**Exercise instructions**. Take the data that follows and retype it word for word.

Dataset records:
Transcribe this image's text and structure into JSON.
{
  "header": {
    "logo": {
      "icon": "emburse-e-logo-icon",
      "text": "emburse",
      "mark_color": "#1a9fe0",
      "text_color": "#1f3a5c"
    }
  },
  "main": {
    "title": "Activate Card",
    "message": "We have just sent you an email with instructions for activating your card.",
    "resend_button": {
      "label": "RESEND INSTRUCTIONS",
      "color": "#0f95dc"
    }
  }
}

**Task output**.
Transcribe this image's text and structure into JSON.
{
  "header": {
    "logo": {
      "icon": "emburse-e-logo-icon",
      "text": "emburse",
      "mark_color": "#1a9fe0",
      "text_color": "#1f3a5c"
    }
  },
  "main": {
    "title": "Activate Card",
    "message": "We have just sent you an email with instructions for activating your card.",
    "resend_button": {
      "label": "RESEND INSTRUCTIONS",
      "color": "#0f95dc"
    }
  }
}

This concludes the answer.